HIV care for rural Veterans


Ohl says rural Vets with HIV are less likely to have an HIV test early in their illness.

"That means rural people with HIV are diagnosed with HIV infection and linked to care at a more advanced stage of infection. They have more severe immune compromise or are more likely to be sick or to have AIDS at the time that they are diagnosed in care. HIV infection is generally asymptomatic for a period of several years, but in the absence of treatment people develop AIDS and become seriously ill."

Providing HIV care through videoconferencing

Currently, Ohl is studying a telehealth model aimed at providing accessible and comprehensive specialty care for rural Vets with HIV. Telehealth means delivering care or services from a distance—for example, through videoconferencing.

"If we can figure this out for HIV, it can have implications for other conditions."

Ohl calls the model Telehealth Collaborative Care (TCC). The main goal of his study is to learn whether Vets who live near one of VA's community-based outpatient clinics (CBOCs)—small primary care sites that serve as satellite clinics for large VA campuses—welcome the chance to telecommunicate with an HIV specialist as a way to maintain their ongoing relationship.

The Veteran wouldn't have to travel long distances to an HIV specialty clinic, which are usually in large VA hospitals in cities. An HIV pharmacist, psychologist, or nurse-care manager may also be in on the video conference. A nurse at the outpatient clinic can administer treatment if it is prescribed by the specialist.

A Veteran can also meet with his or her primary care physician on-site. The primary care clinic and specialty care clinic can communicate, as well, to figure out how to best co-manage the patient.

The coordinated process lifts a major travel burden on Vets. Ohl has noted in his research that in 2010, rural Vets with HIV were 86 minutes by car from the closest infectious disease clinic, versus 23 minutes for urban Veterans. The rural Vets also were somewhat less likely than their urban counterparts to use specialty care.

The TCC study, which involves about 800 Veterans, is focusing on rural areas near San Antonio, Houston, Dallas, and Atlanta, each of which has a VA hospital with a specialty HIV clinic. Veterans with HIV who live closer to a primary care clinic, or a CBOC, than to a specialty clinic and may have at least a 90-minute drive to the city are being offered telehealth.

_____

◆ **What you need to do**:
• 1. Name the cities whose nearby rural areas are the focus of the TCC study, according to the article on HIV care for rural Veterans.
• 2. In the article on HIV care for rural Veterans, how far by car were rural Vets with HIV from the closest infectious disease clinic in 2010?

_____

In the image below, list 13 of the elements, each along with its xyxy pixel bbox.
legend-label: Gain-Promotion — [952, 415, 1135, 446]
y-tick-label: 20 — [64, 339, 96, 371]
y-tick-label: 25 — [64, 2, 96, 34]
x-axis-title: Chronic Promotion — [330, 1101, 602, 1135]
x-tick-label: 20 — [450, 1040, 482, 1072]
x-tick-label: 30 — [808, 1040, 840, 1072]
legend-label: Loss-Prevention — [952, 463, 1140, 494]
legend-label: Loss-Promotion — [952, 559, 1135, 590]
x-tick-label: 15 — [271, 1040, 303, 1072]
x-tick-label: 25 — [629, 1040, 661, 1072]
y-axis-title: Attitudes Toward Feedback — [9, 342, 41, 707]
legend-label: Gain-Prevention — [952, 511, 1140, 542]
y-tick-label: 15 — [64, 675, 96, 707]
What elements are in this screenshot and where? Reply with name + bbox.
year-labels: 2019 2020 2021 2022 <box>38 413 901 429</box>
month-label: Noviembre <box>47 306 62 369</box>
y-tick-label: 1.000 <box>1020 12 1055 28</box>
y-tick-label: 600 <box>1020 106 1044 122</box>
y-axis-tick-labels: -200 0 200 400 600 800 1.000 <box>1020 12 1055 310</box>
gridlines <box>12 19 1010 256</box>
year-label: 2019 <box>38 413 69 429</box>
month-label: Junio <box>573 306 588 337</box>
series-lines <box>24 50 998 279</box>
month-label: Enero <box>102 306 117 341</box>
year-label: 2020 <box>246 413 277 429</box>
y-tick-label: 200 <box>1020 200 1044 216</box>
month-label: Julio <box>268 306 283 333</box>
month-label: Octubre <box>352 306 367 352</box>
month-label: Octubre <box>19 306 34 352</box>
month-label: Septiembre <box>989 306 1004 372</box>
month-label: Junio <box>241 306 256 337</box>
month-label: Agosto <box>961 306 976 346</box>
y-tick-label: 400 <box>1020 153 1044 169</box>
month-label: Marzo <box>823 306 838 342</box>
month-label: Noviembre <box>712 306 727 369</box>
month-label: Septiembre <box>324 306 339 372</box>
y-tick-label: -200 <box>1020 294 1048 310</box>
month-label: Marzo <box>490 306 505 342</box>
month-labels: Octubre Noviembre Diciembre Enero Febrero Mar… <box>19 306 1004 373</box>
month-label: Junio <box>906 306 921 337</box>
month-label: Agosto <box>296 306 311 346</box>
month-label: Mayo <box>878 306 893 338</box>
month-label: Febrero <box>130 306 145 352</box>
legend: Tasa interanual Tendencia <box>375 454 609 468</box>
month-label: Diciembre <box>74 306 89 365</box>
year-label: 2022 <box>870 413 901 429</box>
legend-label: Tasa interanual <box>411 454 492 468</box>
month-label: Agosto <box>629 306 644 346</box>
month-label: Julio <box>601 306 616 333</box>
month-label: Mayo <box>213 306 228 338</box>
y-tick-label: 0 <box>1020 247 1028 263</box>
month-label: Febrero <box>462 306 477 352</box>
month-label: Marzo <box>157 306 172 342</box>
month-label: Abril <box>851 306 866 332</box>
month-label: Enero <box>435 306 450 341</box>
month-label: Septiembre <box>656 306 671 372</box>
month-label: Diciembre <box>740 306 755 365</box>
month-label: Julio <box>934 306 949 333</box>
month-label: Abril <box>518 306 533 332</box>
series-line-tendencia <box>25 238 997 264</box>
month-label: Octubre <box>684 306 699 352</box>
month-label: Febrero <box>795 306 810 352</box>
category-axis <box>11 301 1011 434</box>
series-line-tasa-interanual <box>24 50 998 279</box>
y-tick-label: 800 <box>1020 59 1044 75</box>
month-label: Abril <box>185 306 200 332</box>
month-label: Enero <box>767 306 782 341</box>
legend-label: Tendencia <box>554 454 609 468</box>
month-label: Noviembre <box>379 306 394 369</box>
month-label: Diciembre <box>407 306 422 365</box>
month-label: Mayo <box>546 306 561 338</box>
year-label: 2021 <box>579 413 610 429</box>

_____

◆ **Task solutions**:
• 1. San Antonio, Houston, Dallas, Atlanta

• 2. 86 minutes